You should not need to go more than 3/4 the way up on either of the gain
pots to get a clear hiss. Now, listening closely, carefully rock the E-F
balance pot a few degrees either side of its current position. If the servo
loses lock because you go too far, just return the pot to approximately
where it was. The servo will normally recover lock, and the disc will
continue to play. You should be able to hear a clearly defined 'dip' in the
level of the hiss. Maximum dip - minimum hiss - is the correct setting for
the E-F balance. If you have a focus balance pot as well, you can adjust
this in the same fashion, to further minimise the noise. Finally, return the
gain pots to their original settings. You can leave them up a little to
improve the shock handling of the deck, but you will get a higher physical
noise level from it, which if you have got good hearing, may be audible on
quiet music passages, even with the player's covers on.

Finally, if there is a pot called "PLL" or something similar (normally away
from the others) DO NOT alter its setting, as there is a procedure involving
disabling the loop and using a frequency counter, which must be adhered to
exactly, to correctly set this control. Also, DO NOT touch any pot that is
actually on the laser itself, and which is likely paint sealed.

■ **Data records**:
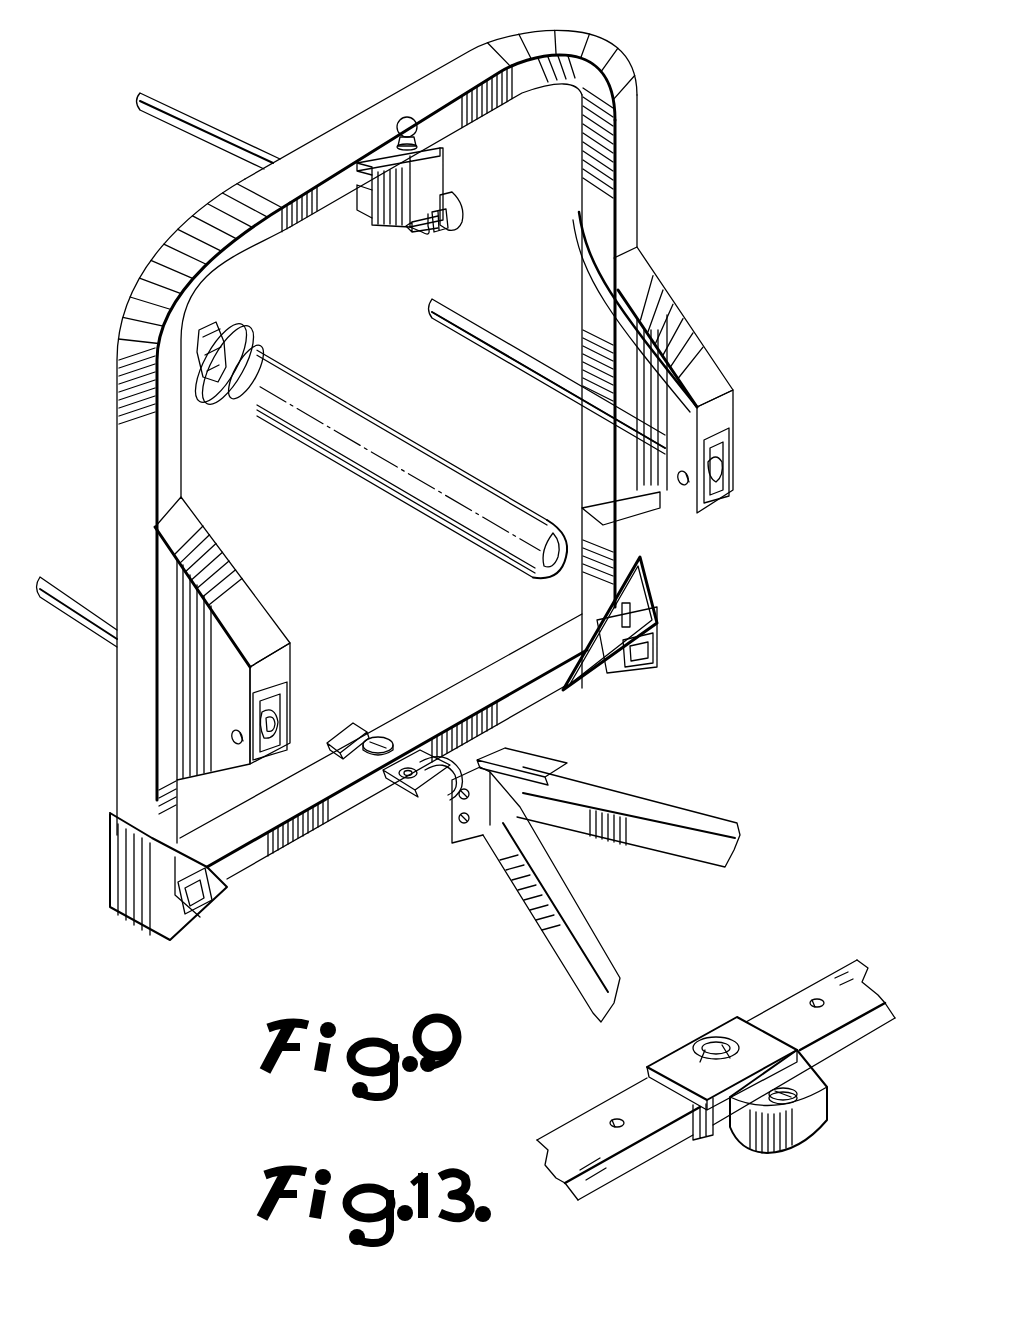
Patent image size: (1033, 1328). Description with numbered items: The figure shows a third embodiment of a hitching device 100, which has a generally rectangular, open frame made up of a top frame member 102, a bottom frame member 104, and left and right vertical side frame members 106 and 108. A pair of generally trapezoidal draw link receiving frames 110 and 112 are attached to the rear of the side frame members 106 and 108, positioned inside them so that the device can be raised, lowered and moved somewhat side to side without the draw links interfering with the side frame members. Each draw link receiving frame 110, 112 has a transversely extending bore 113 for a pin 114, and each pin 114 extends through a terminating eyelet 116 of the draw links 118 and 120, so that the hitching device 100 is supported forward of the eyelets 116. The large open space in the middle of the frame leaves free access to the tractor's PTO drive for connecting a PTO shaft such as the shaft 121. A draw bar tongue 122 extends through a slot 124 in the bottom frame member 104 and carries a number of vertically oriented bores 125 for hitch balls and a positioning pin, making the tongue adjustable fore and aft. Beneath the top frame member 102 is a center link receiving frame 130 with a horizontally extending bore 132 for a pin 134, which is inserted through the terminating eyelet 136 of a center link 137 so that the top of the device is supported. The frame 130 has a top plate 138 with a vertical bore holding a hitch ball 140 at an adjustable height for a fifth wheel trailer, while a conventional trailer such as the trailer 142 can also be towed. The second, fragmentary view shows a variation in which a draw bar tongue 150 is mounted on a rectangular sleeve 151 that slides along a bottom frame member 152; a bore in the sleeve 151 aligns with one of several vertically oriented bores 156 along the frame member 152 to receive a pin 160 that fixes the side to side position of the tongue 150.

In FIG. 9, the hitching device 100 is at (698, 233).
In FIG. 9, the top frame member 102 is at (443, 75).
In FIG. 9, the bottom frame member 104 is at (433, 707).
In FIG. 9, the left vertical side frame member 106 is at (133, 703).
In FIG. 9, the right vertical side frame member 108 is at (623, 137).
In FIG. 9, the draw link receiving frame 110 is at (227, 590).
In FIG. 9, the draw link receiving frame 112 is at (673, 327).
In FIG. 9, the transversely extending bore 113 is at (233, 737).
In FIG. 9, the pin 114 is at (680, 483).
In FIG. 9, the terminating eyelet 116 is at (250, 765).
In FIG. 9, the draw link 118 is at (62, 587).
In FIG. 9, the draw link 120 is at (507, 347).
In FIG. 9, the PTO shaft 121 is at (380, 447).
In FIG. 9, the draw bar tongue 122 is at (330, 737).
In FIG. 9, the slot 124 is at (383, 782).
In FIG. 9, the vertically oriented bore 125 is at (405, 800).
In FIG. 9, the center link receiving frame 130 is at (367, 201).
In FIG. 9, the horizontally extending bore 132 is at (460, 222).
In FIG. 9, the pin 134 is at (410, 235).
In FIG. 9, the terminating eyelet 136 is at (443, 226).
In FIG. 9, the center link 137 is at (225, 132).
In FIG. 9, the top plate 138 is at (372, 157).
In FIG. 9, the hitch ball 140 is at (404, 117).
In FIG. 9, the trailer 142 is at (680, 837).
In FIG. 13, the draw bar tongue 150 is at (827, 1093).
In FIG. 13, the rectangular sleeve 151 is at (647, 1070).
In FIG. 13, the bottom frame member 152 is at (573, 1122).
In FIG. 13, the vertically oriented bores 156 is at (803, 1000).
In FIG. 13, the pin 160 is at (710, 1030).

■ **TASK LIST**:
1. Output a passage from the servo adjustment text. Begin at the words "Finally, if there" and stop after the words "likely paint sealed.".
2. According to the servo adjustment text, what marks the correct setting for the E-F balance?
3. Supply the next part of the servo adjustment text, starting right after its last sentence.

■ **ANSWERS PROVIDED**:
1.
Finally, if there is a pot called "PLL" or something similar (normally away
from the others) DO NOT alter its setting, as there is a procedure involving
disabling the loop and using a frequency counter, which must be adhered to
exactly, to correctly set this control. Also, DO NOT touch any pot that is
actually on the laser itself, and which is likely paint sealed.

2. Maximum dip in the hiss, meaning minimum hiss, is the correct setting.

3.
This is a manual adjustment procedure to improve tracking, use at own risk:

If you have good hearing, but no 'scope, there is an alternative method for
adjusting E-F / focus balance. First pick a commercial (pressed) disc that's
in less-than-perfect condition. Not so badly scratched that there are going
to be playability issues with it, but normal day to day scuffs and light
scratches. Start it playing and get to around the middle of the disc. Now
turn up the focus gain (normally clockwise on the pot, but not always) and
if necessary, the tracking gain until you can hear the laser assembly
'hissing'. You will need to put your ear quite close to the deck to hear it,
and it will be virtually non-existent on a 'perfect' disc, so don't use one.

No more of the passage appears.